Look through the data and write out every line with the word "Kemper" in it.
#####
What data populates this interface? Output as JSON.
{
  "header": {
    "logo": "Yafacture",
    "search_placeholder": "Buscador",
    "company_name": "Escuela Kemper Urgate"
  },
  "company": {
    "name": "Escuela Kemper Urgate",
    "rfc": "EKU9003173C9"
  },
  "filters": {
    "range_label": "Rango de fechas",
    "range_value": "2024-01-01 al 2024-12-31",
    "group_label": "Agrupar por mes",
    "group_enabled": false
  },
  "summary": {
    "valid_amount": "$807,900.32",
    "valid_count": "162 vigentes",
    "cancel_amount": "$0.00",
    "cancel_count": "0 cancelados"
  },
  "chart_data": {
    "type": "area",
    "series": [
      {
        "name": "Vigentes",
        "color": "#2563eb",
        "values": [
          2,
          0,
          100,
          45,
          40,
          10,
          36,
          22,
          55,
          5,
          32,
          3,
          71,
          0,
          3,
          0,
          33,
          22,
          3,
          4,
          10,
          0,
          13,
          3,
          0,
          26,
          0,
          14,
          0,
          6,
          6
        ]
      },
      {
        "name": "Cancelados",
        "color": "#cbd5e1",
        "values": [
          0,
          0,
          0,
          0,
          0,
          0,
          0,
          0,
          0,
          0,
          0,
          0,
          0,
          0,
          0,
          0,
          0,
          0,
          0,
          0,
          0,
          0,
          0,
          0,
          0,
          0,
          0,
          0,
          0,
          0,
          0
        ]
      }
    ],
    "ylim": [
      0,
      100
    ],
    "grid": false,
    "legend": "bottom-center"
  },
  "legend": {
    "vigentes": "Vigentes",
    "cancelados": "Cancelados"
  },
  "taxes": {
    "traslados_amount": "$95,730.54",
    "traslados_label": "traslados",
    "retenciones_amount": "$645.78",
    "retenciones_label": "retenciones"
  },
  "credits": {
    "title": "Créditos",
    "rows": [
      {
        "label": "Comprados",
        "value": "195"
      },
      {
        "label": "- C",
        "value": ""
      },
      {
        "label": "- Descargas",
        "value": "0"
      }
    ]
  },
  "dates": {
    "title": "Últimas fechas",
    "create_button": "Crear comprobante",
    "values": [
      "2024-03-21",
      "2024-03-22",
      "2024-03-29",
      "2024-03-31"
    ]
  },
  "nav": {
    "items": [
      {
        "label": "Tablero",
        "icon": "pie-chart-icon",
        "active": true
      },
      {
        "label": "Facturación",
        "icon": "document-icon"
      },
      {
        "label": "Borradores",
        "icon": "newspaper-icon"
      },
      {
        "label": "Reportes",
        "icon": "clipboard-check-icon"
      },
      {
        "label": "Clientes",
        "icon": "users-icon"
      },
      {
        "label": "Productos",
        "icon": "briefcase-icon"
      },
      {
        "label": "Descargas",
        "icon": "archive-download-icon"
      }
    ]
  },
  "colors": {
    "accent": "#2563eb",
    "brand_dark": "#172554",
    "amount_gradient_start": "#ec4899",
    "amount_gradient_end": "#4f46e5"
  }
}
#####
* **Finished task**:
    "company_name": "Escuela Kemper Urgate"
    "name": "Escuela Kemper Urgate",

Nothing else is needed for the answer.